Rewrite every line of the listing below as a numbered list, leaving out any blank lines.
>> START Information shown
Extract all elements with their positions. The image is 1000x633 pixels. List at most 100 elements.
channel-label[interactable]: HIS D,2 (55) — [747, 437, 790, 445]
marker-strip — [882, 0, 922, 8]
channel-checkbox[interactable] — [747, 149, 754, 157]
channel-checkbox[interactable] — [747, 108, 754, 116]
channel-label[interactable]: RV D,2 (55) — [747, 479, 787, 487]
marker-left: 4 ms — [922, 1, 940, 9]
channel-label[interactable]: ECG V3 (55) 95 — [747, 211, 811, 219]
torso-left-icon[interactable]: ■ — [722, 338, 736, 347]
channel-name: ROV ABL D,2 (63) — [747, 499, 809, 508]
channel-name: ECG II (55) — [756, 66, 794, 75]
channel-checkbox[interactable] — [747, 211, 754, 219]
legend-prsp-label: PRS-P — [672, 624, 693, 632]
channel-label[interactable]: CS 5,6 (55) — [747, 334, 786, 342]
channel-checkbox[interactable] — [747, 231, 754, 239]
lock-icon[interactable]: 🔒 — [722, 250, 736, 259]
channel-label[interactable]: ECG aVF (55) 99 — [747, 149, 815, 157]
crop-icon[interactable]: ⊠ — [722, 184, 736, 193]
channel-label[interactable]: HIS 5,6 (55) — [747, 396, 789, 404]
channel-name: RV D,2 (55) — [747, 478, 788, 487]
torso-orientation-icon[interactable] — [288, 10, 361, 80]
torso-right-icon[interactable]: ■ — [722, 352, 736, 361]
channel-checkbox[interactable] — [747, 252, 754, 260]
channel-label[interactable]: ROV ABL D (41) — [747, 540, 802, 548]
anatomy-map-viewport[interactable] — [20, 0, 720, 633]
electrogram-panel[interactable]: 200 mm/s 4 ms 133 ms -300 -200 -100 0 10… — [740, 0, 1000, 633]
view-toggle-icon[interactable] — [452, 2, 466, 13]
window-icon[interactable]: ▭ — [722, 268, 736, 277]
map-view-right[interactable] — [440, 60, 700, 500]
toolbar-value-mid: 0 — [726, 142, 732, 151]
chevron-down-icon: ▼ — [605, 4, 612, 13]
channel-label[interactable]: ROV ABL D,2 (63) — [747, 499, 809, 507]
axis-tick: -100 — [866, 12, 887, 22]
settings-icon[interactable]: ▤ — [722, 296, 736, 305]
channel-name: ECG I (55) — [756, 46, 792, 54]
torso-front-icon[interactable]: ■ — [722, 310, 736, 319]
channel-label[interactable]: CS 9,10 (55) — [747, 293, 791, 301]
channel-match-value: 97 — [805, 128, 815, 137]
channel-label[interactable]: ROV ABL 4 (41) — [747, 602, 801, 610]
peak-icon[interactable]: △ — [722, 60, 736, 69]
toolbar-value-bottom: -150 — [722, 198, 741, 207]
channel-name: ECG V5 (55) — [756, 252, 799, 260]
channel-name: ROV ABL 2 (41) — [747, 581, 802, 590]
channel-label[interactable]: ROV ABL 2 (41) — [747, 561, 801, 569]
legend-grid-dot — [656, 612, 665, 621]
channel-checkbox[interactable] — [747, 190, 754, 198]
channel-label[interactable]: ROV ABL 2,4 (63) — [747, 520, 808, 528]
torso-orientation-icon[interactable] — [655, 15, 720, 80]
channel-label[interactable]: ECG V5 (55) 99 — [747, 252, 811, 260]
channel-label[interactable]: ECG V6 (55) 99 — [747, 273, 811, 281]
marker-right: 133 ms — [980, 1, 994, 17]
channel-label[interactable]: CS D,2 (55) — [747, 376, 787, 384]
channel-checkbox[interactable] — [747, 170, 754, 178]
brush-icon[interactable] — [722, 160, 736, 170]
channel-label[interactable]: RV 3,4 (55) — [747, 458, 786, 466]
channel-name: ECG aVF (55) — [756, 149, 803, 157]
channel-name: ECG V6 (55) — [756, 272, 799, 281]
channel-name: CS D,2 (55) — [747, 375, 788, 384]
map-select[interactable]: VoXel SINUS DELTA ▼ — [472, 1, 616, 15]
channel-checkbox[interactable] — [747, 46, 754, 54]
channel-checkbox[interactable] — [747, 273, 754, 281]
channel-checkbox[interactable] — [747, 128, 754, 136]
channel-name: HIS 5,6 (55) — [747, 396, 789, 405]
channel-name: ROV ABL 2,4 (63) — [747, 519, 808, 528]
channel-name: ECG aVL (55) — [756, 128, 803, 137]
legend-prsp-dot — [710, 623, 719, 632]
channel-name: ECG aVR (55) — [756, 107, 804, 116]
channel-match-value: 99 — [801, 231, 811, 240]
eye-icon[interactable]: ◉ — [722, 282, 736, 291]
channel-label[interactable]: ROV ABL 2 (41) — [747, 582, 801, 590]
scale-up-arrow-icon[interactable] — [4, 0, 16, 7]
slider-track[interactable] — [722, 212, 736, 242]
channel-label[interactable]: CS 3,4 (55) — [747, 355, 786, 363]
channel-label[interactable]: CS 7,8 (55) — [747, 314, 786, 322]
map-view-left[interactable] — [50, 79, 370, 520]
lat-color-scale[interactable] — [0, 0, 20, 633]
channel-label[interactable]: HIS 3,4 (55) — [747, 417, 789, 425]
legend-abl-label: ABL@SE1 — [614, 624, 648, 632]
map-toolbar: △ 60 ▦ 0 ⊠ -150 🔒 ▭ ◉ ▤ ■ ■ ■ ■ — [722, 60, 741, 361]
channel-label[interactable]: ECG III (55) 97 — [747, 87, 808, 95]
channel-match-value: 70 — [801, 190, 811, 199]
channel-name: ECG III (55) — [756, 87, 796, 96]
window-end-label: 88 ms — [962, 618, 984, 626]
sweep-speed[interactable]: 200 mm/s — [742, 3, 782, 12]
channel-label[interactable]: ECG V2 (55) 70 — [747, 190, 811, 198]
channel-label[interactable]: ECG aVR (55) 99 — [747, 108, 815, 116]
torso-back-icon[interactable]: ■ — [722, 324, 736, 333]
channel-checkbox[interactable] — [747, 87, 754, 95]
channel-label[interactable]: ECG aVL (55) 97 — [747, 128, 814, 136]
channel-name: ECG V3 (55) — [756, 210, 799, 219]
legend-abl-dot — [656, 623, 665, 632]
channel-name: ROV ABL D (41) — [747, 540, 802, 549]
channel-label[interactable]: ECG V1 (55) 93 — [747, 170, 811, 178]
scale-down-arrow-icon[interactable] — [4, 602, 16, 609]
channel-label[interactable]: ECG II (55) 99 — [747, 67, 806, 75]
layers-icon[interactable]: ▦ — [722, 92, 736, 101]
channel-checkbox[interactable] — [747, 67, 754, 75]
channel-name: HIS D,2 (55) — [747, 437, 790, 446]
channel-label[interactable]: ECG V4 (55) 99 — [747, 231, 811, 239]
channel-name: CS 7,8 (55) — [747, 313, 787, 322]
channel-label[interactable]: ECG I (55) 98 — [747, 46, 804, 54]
>> END Information shown
▶ The completed task:
1. Extract all elements with their positions. The image is 1000x633 pixels. List at most 100 elements.
2. channel-label[interactable]: HIS D,2 (55) — [747, 437, 790, 445]
3. marker-strip — [882, 0, 922, 8]
4. channel-checkbox[interactable] — [747, 149, 754, 157]
5. channel-checkbox[interactable] — [747, 108, 754, 116]
6. channel-label[interactable]: RV D,2 (55) — [747, 479, 787, 487]
7. marker-left: 4 ms — [922, 1, 940, 9]
8. channel-label[interactable]: ECG V3 (55) 95 — [747, 211, 811, 219]
9. torso-left-icon[interactable]: ■ — [722, 338, 736, 347]
10. channel-name: ROV ABL D,2 (63) — [747, 499, 809, 508]
11. channel-name: ECG II (55) — [756, 66, 794, 75]
12. channel-checkbox[interactable] — [747, 211, 754, 219]
13. legend-prsp-label: PRS-P — [672, 624, 693, 632]
14. channel-label[interactable]: CS 5,6 (55) — [747, 334, 786, 342]
15. channel-checkbox[interactable] — [747, 231, 754, 239]
16. lock-icon[interactable]: 🔒 — [722, 250, 736, 259]
17. channel-label[interactable]: ECG aVF (55) 99 — [747, 149, 815, 157]
18. crop-icon[interactable]: ⊠ — [722, 184, 736, 193]
19. channel-label[interactable]: HIS 5,6 (55) — [747, 396, 789, 404]
20. channel-name: RV D,2 (55) — [747, 478, 788, 487]
21. torso-orientation-icon[interactable] — [288, 10, 361, 80]
22. torso-right-icon[interactable]: ■ — [722, 352, 736, 361]
23. channel-checkbox[interactable] — [747, 252, 754, 260]
24. channel-label[interactable]: ROV ABL D (41) — [747, 540, 802, 548]
25. anatomy-map-viewport[interactable] — [20, 0, 720, 633]
26. electrogram-panel[interactable]: 200 mm/s 4 ms 133 ms -300 -200 -100 0 10… — [740, 0, 1000, 633]
27. view-toggle-icon[interactable] — [452, 2, 466, 13]
28. window-icon[interactable]: ▭ — [722, 268, 736, 277]
29. map-view-right[interactable] — [440, 60, 700, 500]
30. toolbar-value-mid: 0 — [726, 142, 732, 151]
31. chevron-down-icon: ▼ — [605, 4, 612, 13]
32. channel-label[interactable]: ROV ABL D,2 (63) — [747, 499, 809, 507]
33. axis-tick: -100 — [866, 12, 887, 22]
34. settings-icon[interactable]: ▤ — [722, 296, 736, 305]
35. channel-name: ECG I (55) — [756, 46, 792, 54]
36. torso-front-icon[interactable]: ■ — [722, 310, 736, 319]
37. channel-label[interactable]: CS 9,10 (55) — [747, 293, 791, 301]
38. channel-match-value: 97 — [805, 128, 815, 137]
39. channel-label[interactable]: ROV ABL 4 (41) — [747, 602, 801, 610]
40. peak-icon[interactable]: △ — [722, 60, 736, 69]
41. toolbar-value-bottom: -150 — [722, 198, 741, 207]
42. channel-name: ECG V5 (55) — [756, 252, 799, 260]
43. channel-name: ROV ABL 2 (41) — [747, 581, 802, 590]
44. channel-label[interactable]: ROV ABL 2 (41) — [747, 561, 801, 569]
45. legend-grid-dot — [656, 612, 665, 621]
46. channel-checkbox[interactable] — [747, 190, 754, 198]
47. channel-label[interactable]: ROV ABL 2,4 (63) — [747, 520, 808, 528]
48. torso-orientation-icon[interactable] — [655, 15, 720, 80]
49. channel-label[interactable]: ECG V5 (55) 99 — [747, 252, 811, 260]
50. channel-label[interactable]: ECG V6 (55) 99 — [747, 273, 811, 281]
51. marker-right: 133 ms — [980, 1, 994, 17]
52. channel-label[interactable]: CS D,2 (55) — [747, 376, 787, 384]
53. channel-checkbox[interactable] — [747, 170, 754, 178]
54. brush-icon[interactable] — [722, 160, 736, 170]
55. channel-label[interactable]: RV 3,4 (55) — [747, 458, 786, 466]
56. channel-name: ECG aVF (55) — [756, 149, 803, 157]
57. channel-name: ECG V6 (55) — [756, 272, 799, 281]
58. channel-name: CS D,2 (55) — [747, 375, 788, 384]
59. map-select[interactable]: VoXel SINUS DELTA ▼ — [472, 1, 616, 15]
60. channel-checkbox[interactable] — [747, 46, 754, 54]
61. channel-checkbox[interactable] — [747, 273, 754, 281]
62. channel-checkbox[interactable] — [747, 128, 754, 136]
63. channel-name: HIS 5,6 (55) — [747, 396, 789, 405]
64. channel-name: ROV ABL 2,4 (63) — [747, 519, 808, 528]
65. channel-name: ECG aVL (55) — [756, 128, 803, 137]
66. legend-prsp-dot — [710, 623, 719, 632]
67. channel-name: ECG aVR (55) — [756, 107, 804, 116]
68. channel-match-value: 99 — [801, 231, 811, 240]
69. eye-icon[interactable]: ◉ — [722, 282, 736, 291]
70. channel-label[interactable]: ROV ABL 2 (41) — [747, 582, 801, 590]
71. scale-up-arrow-icon[interactable] — [4, 0, 16, 7]
72. slider-track[interactable] — [722, 212, 736, 242]
73. channel-label[interactable]: CS 3,4 (55) — [747, 355, 786, 363]
74. channel-label[interactable]: CS 7,8 (55) — [747, 314, 786, 322]
75. map-view-left[interactable] — [50, 79, 370, 520]
76. lat-color-scale[interactable] — [0, 0, 20, 633]
77. channel-label[interactable]: HIS 3,4 (55) — [747, 417, 789, 425]
78. legend-abl-label: ABL@SE1 — [614, 624, 648, 632]
79. map-toolbar: △ 60 ▦ 0 ⊠ -150 🔒 ▭ ◉ ▤ ■ ■ ■ ■ — [722, 60, 741, 361]
80. channel-label[interactable]: ECG III (55) 97 — [747, 87, 808, 95]
81. channel-match-value: 70 — [801, 190, 811, 199]
82. channel-name: ECG III (55) — [756, 87, 796, 96]
83. window-end-label: 88 ms — [962, 618, 984, 626]
84. sweep-speed[interactable]: 200 mm/s — [742, 3, 782, 12]
85. channel-label[interactable]: ECG V2 (55) 70 — [747, 190, 811, 198]
86. channel-label[interactable]: ECG aVR (55) 99 — [747, 108, 815, 116]
87. torso-back-icon[interactable]: ■ — [722, 324, 736, 333]
88. channel-checkbox[interactable] — [747, 87, 754, 95]
89. channel-label[interactable]: ECG aVL (55) 97 — [747, 128, 814, 136]
90. channel-name: ECG V3 (55) — [756, 210, 799, 219]
91. legend-abl-dot — [656, 623, 665, 632]
92. channel-name: ROV ABL D (41) — [747, 540, 802, 549]
93. channel-label[interactable]: ECG V1 (55) 93 — [747, 170, 811, 178]
94. scale-down-arrow-icon[interactable] — [4, 602, 16, 609]
95. channel-label[interactable]: ECG II (55) 99 — [747, 67, 806, 75]
96. layers-icon[interactable]: ▦ — [722, 92, 736, 101]
97. channel-checkbox[interactable] — [747, 67, 754, 75]
98. channel-name: HIS D,2 (55) — [747, 437, 790, 446]
99. channel-label[interactable]: ECG V4 (55) 99 — [747, 231, 811, 239]
100. channel-name: CS 7,8 (55) — [747, 313, 787, 322]
101. channel-label[interactable]: ECG I (55) 98 — [747, 46, 804, 54]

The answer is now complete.